## begin THE RECORDS
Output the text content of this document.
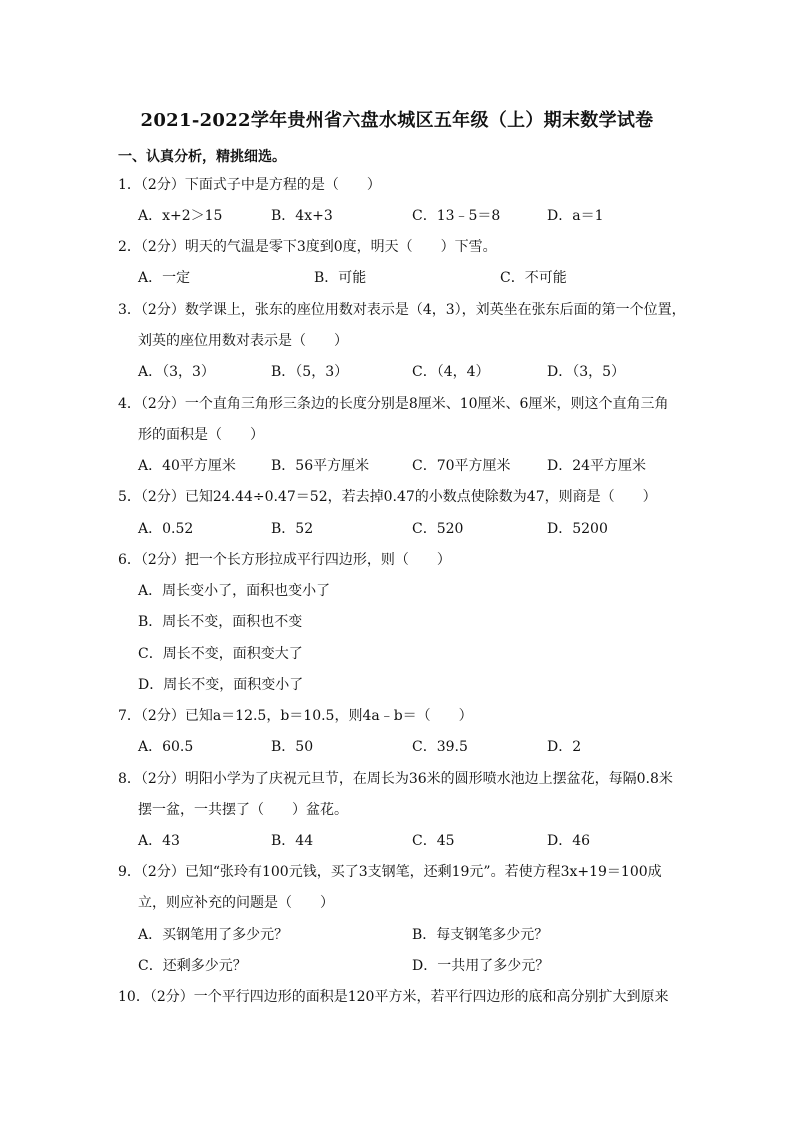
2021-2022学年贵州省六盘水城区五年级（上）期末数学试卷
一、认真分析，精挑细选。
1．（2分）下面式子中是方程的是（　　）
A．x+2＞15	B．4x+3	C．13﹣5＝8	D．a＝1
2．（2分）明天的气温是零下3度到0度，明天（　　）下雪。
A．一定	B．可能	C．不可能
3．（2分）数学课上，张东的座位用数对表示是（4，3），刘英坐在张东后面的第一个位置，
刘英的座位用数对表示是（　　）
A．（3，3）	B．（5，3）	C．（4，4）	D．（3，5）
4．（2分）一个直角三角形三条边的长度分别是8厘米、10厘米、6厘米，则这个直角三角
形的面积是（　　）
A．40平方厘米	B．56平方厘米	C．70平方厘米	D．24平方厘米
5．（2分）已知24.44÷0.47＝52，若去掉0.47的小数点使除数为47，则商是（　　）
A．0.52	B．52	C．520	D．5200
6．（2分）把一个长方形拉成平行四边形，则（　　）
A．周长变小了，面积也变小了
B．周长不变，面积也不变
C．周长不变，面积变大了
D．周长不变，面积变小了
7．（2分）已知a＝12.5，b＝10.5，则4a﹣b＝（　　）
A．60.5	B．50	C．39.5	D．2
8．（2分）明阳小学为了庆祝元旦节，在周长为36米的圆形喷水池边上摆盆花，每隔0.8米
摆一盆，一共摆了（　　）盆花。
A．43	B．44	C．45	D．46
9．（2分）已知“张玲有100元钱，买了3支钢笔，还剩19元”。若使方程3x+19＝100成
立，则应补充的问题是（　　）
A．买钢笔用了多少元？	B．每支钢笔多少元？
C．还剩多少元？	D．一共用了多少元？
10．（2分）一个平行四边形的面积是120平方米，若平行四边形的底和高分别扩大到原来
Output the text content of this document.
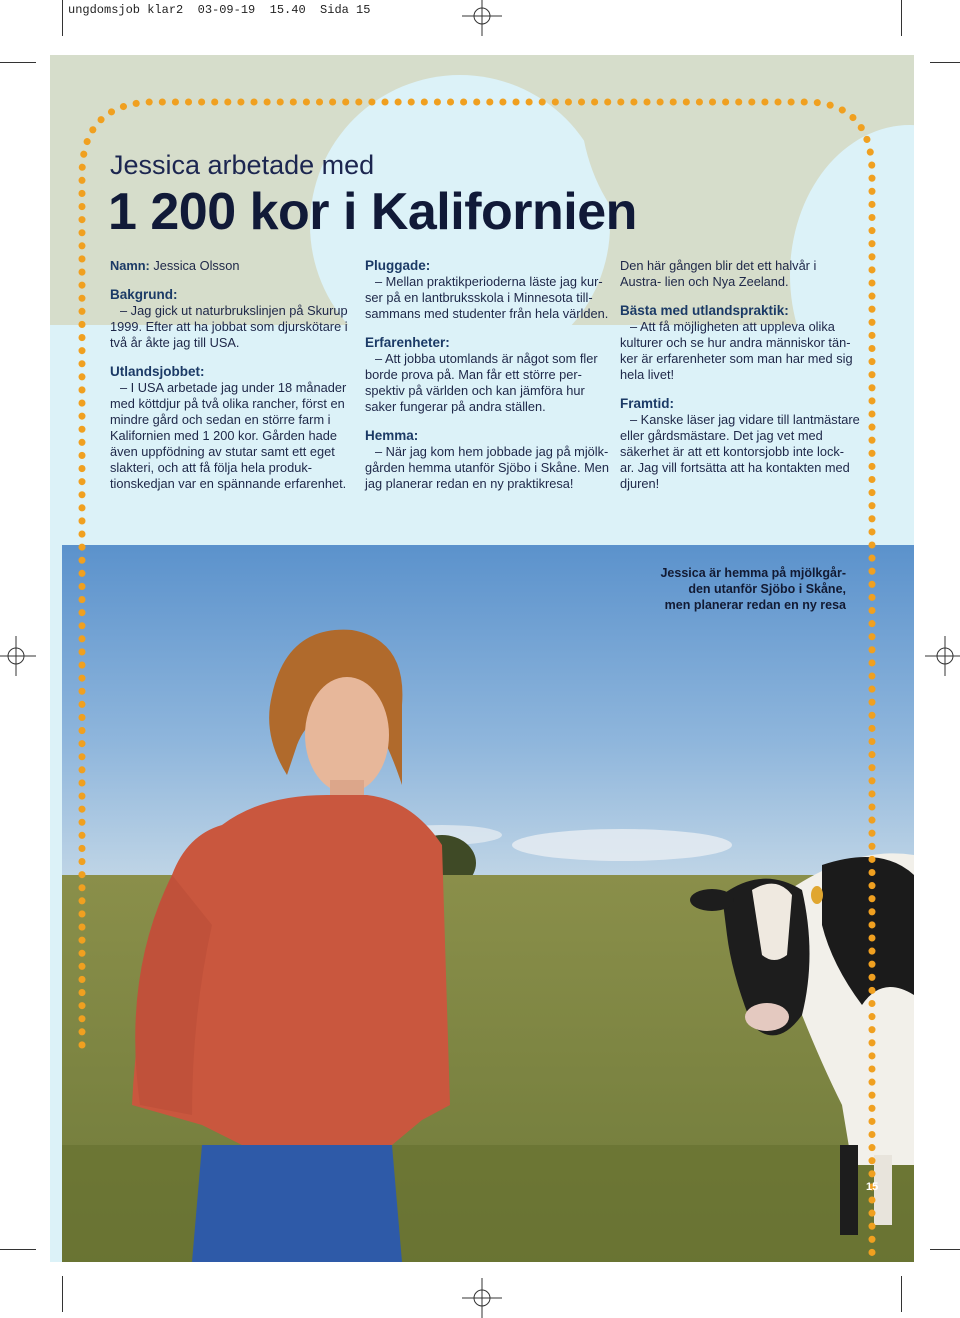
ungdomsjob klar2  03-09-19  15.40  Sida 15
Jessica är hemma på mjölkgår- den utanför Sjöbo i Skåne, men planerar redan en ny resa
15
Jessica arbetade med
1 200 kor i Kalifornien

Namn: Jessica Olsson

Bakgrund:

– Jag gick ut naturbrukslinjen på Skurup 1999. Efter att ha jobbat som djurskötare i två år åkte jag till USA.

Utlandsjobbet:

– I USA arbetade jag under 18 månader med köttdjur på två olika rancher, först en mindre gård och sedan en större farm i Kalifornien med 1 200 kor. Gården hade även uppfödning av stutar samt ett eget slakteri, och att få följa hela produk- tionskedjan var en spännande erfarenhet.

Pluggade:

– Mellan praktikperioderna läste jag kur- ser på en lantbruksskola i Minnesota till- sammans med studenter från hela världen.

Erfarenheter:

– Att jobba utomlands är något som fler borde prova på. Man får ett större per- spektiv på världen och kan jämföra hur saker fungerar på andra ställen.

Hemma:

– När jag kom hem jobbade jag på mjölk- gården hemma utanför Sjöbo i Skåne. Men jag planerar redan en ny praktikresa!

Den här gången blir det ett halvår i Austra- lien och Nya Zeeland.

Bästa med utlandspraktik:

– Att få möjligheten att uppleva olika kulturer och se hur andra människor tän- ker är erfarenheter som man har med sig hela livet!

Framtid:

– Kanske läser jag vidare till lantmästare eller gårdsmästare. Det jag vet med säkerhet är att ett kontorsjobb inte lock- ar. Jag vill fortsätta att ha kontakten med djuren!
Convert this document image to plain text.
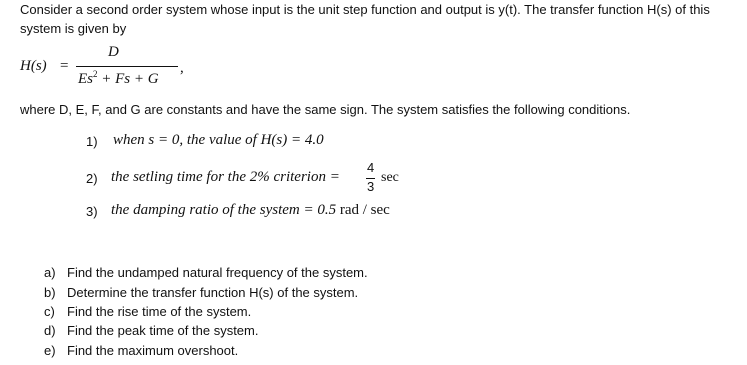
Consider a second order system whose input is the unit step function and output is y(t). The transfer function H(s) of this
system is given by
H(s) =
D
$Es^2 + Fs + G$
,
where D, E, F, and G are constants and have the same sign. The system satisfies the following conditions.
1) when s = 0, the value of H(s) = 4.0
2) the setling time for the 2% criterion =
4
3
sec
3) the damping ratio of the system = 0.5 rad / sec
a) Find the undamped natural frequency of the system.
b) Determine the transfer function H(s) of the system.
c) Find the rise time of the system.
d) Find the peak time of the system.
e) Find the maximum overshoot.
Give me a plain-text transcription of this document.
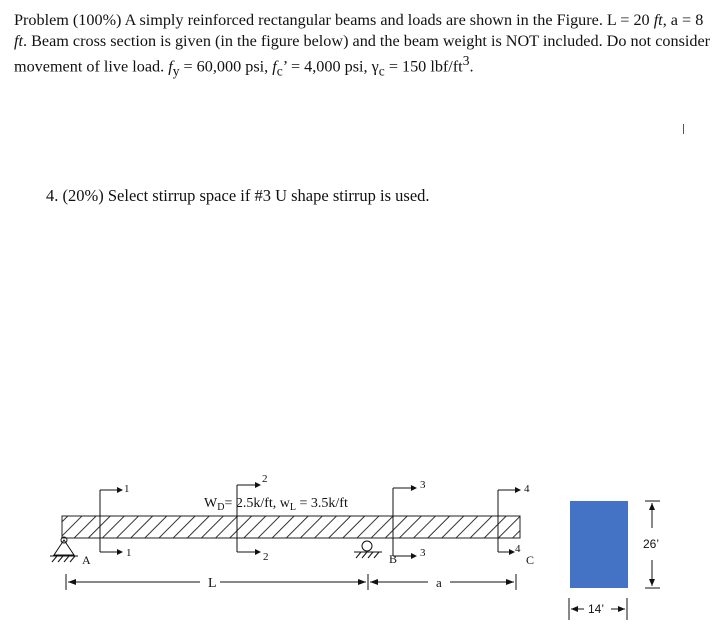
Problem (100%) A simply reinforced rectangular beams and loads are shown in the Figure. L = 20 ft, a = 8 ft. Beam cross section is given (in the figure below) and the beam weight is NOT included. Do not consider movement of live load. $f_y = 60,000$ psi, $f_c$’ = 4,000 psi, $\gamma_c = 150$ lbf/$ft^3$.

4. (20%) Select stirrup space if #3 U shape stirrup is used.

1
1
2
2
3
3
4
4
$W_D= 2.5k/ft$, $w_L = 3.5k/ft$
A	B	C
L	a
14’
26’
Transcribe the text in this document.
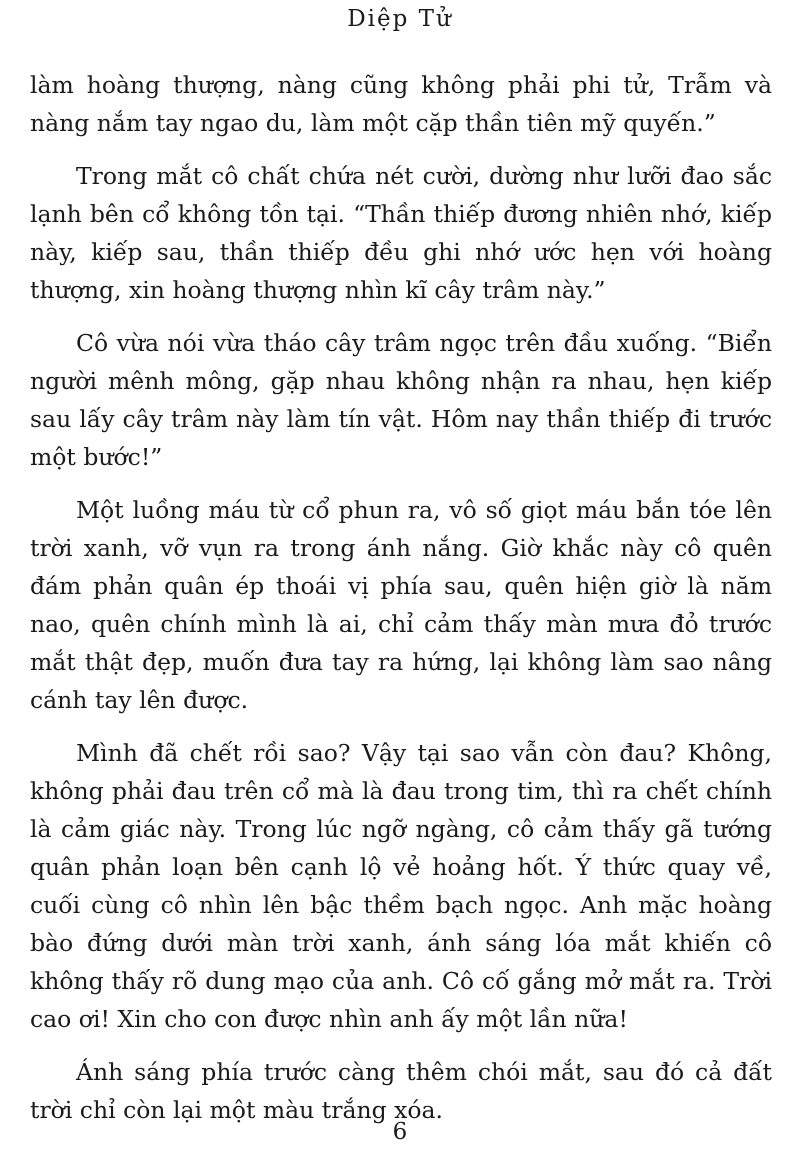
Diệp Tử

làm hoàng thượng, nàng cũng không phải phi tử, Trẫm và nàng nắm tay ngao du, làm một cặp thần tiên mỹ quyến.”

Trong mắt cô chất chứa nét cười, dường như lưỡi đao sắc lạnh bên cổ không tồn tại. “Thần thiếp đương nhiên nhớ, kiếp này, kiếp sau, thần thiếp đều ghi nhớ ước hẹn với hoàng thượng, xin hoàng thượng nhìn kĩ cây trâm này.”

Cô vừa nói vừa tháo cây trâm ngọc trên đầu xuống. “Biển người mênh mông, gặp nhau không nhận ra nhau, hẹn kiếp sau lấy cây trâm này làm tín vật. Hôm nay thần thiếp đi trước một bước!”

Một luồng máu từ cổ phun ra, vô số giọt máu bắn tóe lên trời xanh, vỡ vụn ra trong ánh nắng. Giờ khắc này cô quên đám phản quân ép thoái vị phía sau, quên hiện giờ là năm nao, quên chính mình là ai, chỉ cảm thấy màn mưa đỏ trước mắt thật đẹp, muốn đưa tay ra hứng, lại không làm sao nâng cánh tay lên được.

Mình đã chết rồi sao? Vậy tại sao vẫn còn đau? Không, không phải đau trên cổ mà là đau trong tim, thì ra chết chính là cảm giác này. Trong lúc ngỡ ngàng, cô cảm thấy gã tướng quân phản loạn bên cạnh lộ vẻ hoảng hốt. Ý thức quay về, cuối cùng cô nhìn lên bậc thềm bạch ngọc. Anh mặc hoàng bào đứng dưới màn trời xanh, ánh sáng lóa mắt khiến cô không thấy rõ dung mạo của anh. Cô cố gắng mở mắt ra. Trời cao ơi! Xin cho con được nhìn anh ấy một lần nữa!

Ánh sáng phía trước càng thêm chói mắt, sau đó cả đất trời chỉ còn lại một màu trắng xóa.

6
## end THE RECORDS
▶ _WRITTEN TASK_: Each record above should be copied character for character, with pictures dropped.

▶ _RESULT FOR THIS EXERCISE_:
Output the text content of this document.
2021-2022学年贵州省六盘水城区五年级（上）期末数学试卷
一、认真分析，精挑细选。
1．（2分）下面式子中是方程的是（　　）
A．x+2＞15	B．4x+3	C．13﹣5＝8	D．a＝1
2．（2分）明天的气温是零下3度到0度，明天（　　）下雪。
A．一定	B．可能	C．不可能
3．（2分）数学课上，张东的座位用数对表示是（4，3），刘英坐在张东后面的第一个位置，
刘英的座位用数对表示是（　　）
A．（3，3）	B．（5，3）	C．（4，4）	D．（3，5）
4．（2分）一个直角三角形三条边的长度分别是8厘米、10厘米、6厘米，则这个直角三角
形的面积是（　　）
A．40平方厘米	B．56平方厘米	C．70平方厘米	D．24平方厘米
5．（2分）已知24.44÷0.47＝52，若去掉0.47的小数点使除数为47，则商是（　　）
A．0.52	B．52	C．520	D．5200
6．（2分）把一个长方形拉成平行四边形，则（　　）
A．周长变小了，面积也变小了
B．周长不变，面积也不变
C．周长不变，面积变大了
D．周长不变，面积变小了
7．（2分）已知a＝12.5，b＝10.5，则4a﹣b＝（　　）
A．60.5	B．50	C．39.5	D．2
8．（2分）明阳小学为了庆祝元旦节，在周长为36米的圆形喷水池边上摆盆花，每隔0.8米
摆一盆，一共摆了（　　）盆花。
A．43	B．44	C．45	D．46
9．（2分）已知“张玲有100元钱，买了3支钢笔，还剩19元”。若使方程3x+19＝100成
立，则应补充的问题是（　　）
A．买钢笔用了多少元？	B．每支钢笔多少元？
C．还剩多少元？	D．一共用了多少元？
10．（2分）一个平行四边形的面积是120平方米，若平行四边形的底和高分别扩大到原来
Output the text content of this document.
ungdomsjob klar2  03-09-19  15.40  Sida 15
Jessica är hemma på mjölkgår- den utanför Sjöbo i Skåne, men planerar redan en ny resa
15
Jessica arbetade med
1 200 kor i Kalifornien

Namn: Jessica Olsson

Bakgrund:

– Jag gick ut naturbrukslinjen på Skurup 1999. Efter att ha jobbat som djurskötare i två år åkte jag till USA.

Utlandsjobbet:

– I USA arbetade jag under 18 månader med köttdjur på två olika rancher, först en mindre gård och sedan en större farm i Kalifornien med 1 200 kor. Gården hade även uppfödning av stutar samt ett eget slakteri, och att få följa hela produk- tionskedjan var en spännande erfarenhet.

Pluggade:

– Mellan praktikperioderna läste jag kur- ser på en lantbruksskola i Minnesota till- sammans med studenter från hela världen.

Erfarenheter:

– Att jobba utomlands är något som fler borde prova på. Man får ett större per- spektiv på världen och kan jämföra hur saker fungerar på andra ställen.

Hemma:

– När jag kom hem jobbade jag på mjölk- gården hemma utanför Sjöbo i Skåne. Men jag planerar redan en ny praktikresa!

Den här gången blir det ett halvår i Austra- lien och Nya Zeeland.

Bästa med utlandspraktik:

– Att få möjligheten att uppleva olika kulturer och se hur andra människor tän- ker är erfarenheter som man har med sig hela livet!

Framtid:

– Kanske läser jag vidare till lantmästare eller gårdsmästare. Det jag vet med säkerhet är att ett kontorsjobb inte lock- ar. Jag vill fortsätta att ha kontakten med djuren!
Convert this document image to plain text.
Consider a second order system whose input is the unit step function and output is y(t). The transfer function H(s) of this
system is given by
H(s) =
D
$Es^2 + Fs + G$
,
where D, E, F, and G are constants and have the same sign. The system satisfies the following conditions.
1) when s = 0, the value of H(s) = 4.0
2) the setling time for the 2% criterion =
4
3
sec
3) the damping ratio of the system = 0.5 rad / sec
a) Find the undamped natural frequency of the system.
b) Determine the transfer function H(s) of the system.
c) Find the rise time of the system.
d) Find the peak time of the system.
e) Find the maximum overshoot.
Give me a plain-text transcription of this document.
Problem (100%) A simply reinforced rectangular beams and loads are shown in the Figure. L = 20 ft, a = 8 ft. Beam cross section is given (in the figure below) and the beam weight is NOT included. Do not consider movement of live load. $f_y = 60,000$ psi, $f_c$’ = 4,000 psi, $\gamma_c = 150$ lbf/$ft^3$.

4. (20%) Select stirrup space if #3 U shape stirrup is used.

1
1
2
2
3
3
4
4
$W_D= 2.5k/ft$, $w_L = 3.5k/ft$
A	B	C
L	a
14’
26’
Transcribe the text in this document.
Diệp Tử

làm hoàng thượng, nàng cũng không phải phi tử, Trẫm và nàng nắm tay ngao du, làm một cặp thần tiên mỹ quyến.”

Trong mắt cô chất chứa nét cười, dường như lưỡi đao sắc lạnh bên cổ không tồn tại. “Thần thiếp đương nhiên nhớ, kiếp này, kiếp sau, thần thiếp đều ghi nhớ ước hẹn với hoàng thượng, xin hoàng thượng nhìn kĩ cây trâm này.”

Cô vừa nói vừa tháo cây trâm ngọc trên đầu xuống. “Biển người mênh mông, gặp nhau không nhận ra nhau, hẹn kiếp sau lấy cây trâm này làm tín vật. Hôm nay thần thiếp đi trước một bước!”

Một luồng máu từ cổ phun ra, vô số giọt máu bắn tóe lên trời xanh, vỡ vụn ra trong ánh nắng. Giờ khắc này cô quên đám phản quân ép thoái vị phía sau, quên hiện giờ là năm nao, quên chính mình là ai, chỉ cảm thấy màn mưa đỏ trước mắt thật đẹp, muốn đưa tay ra hứng, lại không làm sao nâng cánh tay lên được.

Mình đã chết rồi sao? Vậy tại sao vẫn còn đau? Không, không phải đau trên cổ mà là đau trong tim, thì ra chết chính là cảm giác này. Trong lúc ngỡ ngàng, cô cảm thấy gã tướng quân phản loạn bên cạnh lộ vẻ hoảng hốt. Ý thức quay về, cuối cùng cô nhìn lên bậc thềm bạch ngọc. Anh mặc hoàng bào đứng dưới màn trời xanh, ánh sáng lóa mắt khiến cô không thấy rõ dung mạo của anh. Cô cố gắng mở mắt ra. Trời cao ơi! Xin cho con được nhìn anh ấy một lần nữa!

Ánh sáng phía trước càng thêm chói mắt, sau đó cả đất trời chỉ còn lại một màu trắng xóa.

6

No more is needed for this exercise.